- [Records]:
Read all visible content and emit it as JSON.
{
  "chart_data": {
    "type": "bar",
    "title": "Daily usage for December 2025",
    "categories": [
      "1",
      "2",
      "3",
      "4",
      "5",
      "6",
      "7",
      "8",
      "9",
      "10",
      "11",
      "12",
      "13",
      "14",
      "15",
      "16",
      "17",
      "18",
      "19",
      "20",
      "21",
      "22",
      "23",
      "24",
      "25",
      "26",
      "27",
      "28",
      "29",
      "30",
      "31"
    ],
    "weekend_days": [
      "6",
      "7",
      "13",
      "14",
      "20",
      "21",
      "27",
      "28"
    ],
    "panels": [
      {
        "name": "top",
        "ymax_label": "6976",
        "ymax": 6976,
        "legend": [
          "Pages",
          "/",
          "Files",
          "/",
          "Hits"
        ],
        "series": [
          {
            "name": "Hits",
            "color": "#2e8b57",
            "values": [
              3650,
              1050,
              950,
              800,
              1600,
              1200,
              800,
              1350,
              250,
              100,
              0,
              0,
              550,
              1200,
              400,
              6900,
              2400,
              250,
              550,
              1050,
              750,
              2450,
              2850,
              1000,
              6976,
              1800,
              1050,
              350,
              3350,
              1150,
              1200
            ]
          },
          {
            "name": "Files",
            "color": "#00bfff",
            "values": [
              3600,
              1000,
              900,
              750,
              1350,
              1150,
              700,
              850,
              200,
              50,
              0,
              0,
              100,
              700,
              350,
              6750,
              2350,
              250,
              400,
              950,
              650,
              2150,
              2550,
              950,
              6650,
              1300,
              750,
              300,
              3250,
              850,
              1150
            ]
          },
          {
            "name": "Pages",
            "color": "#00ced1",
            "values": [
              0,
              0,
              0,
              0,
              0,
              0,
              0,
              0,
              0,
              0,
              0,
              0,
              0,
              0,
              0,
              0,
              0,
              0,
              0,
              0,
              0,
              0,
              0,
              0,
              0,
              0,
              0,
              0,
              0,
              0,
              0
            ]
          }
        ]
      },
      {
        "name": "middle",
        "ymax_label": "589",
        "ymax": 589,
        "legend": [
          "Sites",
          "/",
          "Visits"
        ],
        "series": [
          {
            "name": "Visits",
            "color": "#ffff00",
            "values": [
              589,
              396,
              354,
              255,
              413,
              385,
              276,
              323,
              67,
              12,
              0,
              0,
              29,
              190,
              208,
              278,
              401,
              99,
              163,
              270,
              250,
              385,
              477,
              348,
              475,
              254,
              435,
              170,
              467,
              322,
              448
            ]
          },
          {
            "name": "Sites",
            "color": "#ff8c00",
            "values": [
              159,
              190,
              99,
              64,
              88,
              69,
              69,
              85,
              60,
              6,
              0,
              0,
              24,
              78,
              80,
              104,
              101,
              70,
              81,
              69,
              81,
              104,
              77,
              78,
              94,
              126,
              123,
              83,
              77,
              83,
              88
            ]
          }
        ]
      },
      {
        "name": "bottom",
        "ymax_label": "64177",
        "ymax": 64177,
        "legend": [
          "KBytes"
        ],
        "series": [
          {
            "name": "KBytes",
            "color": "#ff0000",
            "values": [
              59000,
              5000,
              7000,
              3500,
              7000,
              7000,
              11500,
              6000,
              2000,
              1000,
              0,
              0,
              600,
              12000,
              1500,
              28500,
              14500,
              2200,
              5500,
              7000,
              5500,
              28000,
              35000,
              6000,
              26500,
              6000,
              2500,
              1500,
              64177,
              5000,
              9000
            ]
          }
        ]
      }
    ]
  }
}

- [Exercise requirements]: Return every entry exactly as given.

- [Response below]:
Read all visible content and emit it as JSON.
{
  "chart_data": {
    "type": "bar",
    "title": "Daily usage for December 2025",
    "categories": [
      "1",
      "2",
      "3",
      "4",
      "5",
      "6",
      "7",
      "8",
      "9",
      "10",
      "11",
      "12",
      "13",
      "14",
      "15",
      "16",
      "17",
      "18",
      "19",
      "20",
      "21",
      "22",
      "23",
      "24",
      "25",
      "26",
      "27",
      "28",
      "29",
      "30",
      "31"
    ],
    "weekend_days": [
      "6",
      "7",
      "13",
      "14",
      "20",
      "21",
      "27",
      "28"
    ],
    "panels": [
      {
        "name": "top",
        "ymax_label": "6976",
        "ymax": 6976,
        "legend": [
          "Pages",
          "/",
          "Files",
          "/",
          "Hits"
        ],
        "series": [
          {
            "name": "Hits",
            "color": "#2e8b57",
            "values": [
              3650,
              1050,
              950,
              800,
              1600,
              1200,
              800,
              1350,
              250,
              100,
              0,
              0,
              550,
              1200,
              400,
              6900,
              2400,
              250,
              550,
              1050,
              750,
              2450,
              2850,
              1000,
              6976,
              1800,
              1050,
              350,
              3350,
              1150,
              1200
            ]
          },
          {
            "name": "Files",
            "color": "#00bfff",
            "values": [
              3600,
              1000,
              900,
              750,
              1350,
              1150,
              700,
              850,
              200,
              50,
              0,
              0,
              100,
              700,
              350,
              6750,
              2350,
              250,
              400,
              950,
              650,
              2150,
              2550,
              950,
              6650,
              1300,
              750,
              300,
              3250,
              850,
              1150
            ]
          },
          {
            "name": "Pages",
            "color": "#00ced1",
            "values": [
              0,
              0,
              0,
              0,
              0,
              0,
              0,
              0,
              0,
              0,
              0,
              0,
              0,
              0,
              0,
              0,
              0,
              0,
              0,
              0,
              0,
              0,
              0,
              0,
              0,
              0,
              0,
              0,
              0,
              0,
              0
            ]
          }
        ]
      },
      {
        "name": "middle",
        "ymax_label": "589",
        "ymax": 589,
        "legend": [
          "Sites",
          "/",
          "Visits"
        ],
        "series": [
          {
            "name": "Visits",
            "color": "#ffff00",
            "values": [
              589,
              396,
              354,
              255,
              413,
              385,
              276,
              323,
              67,
              12,
              0,
              0,
              29,
              190,
              208,
              278,
              401,
              99,
              163,
              270,
              250,
              385,
              477,
              348,
              475,
              254,
              435,
              170,
              467,
              322,
              448
            ]
          },
          {
            "name": "Sites",
            "color": "#ff8c00",
            "values": [
              159,
              190,
              99,
              64,
              88,
              69,
              69,
              85,
              60,
              6,
              0,
              0,
              24,
              78,
              80,
              104,
              101,
              70,
              81,
              69,
              81,
              104,
              77,
              78,
              94,
              126,
              123,
              83,
              77,
              83,
              88
            ]
          }
        ]
      },
      {
        "name": "bottom",
        "ymax_label": "64177",
        "ymax": 64177,
        "legend": [
          "KBytes"
        ],
        "series": [
          {
            "name": "KBytes",
            "color": "#ff0000",
            "values": [
              59000,
              5000,
              7000,
              3500,
              7000,
              7000,
              11500,
              6000,
              2000,
              1000,
              0,
              0,
              600,
              12000,
              1500,
              28500,
              14500,
              2200,
              5500,
              7000,
              5500,
              28000,
              35000,
              6000,
              26500,
              6000,
              2500,
              1500,
              64177,
              5000,
              9000
            ]
          }
        ]
      }
    ]
  }
}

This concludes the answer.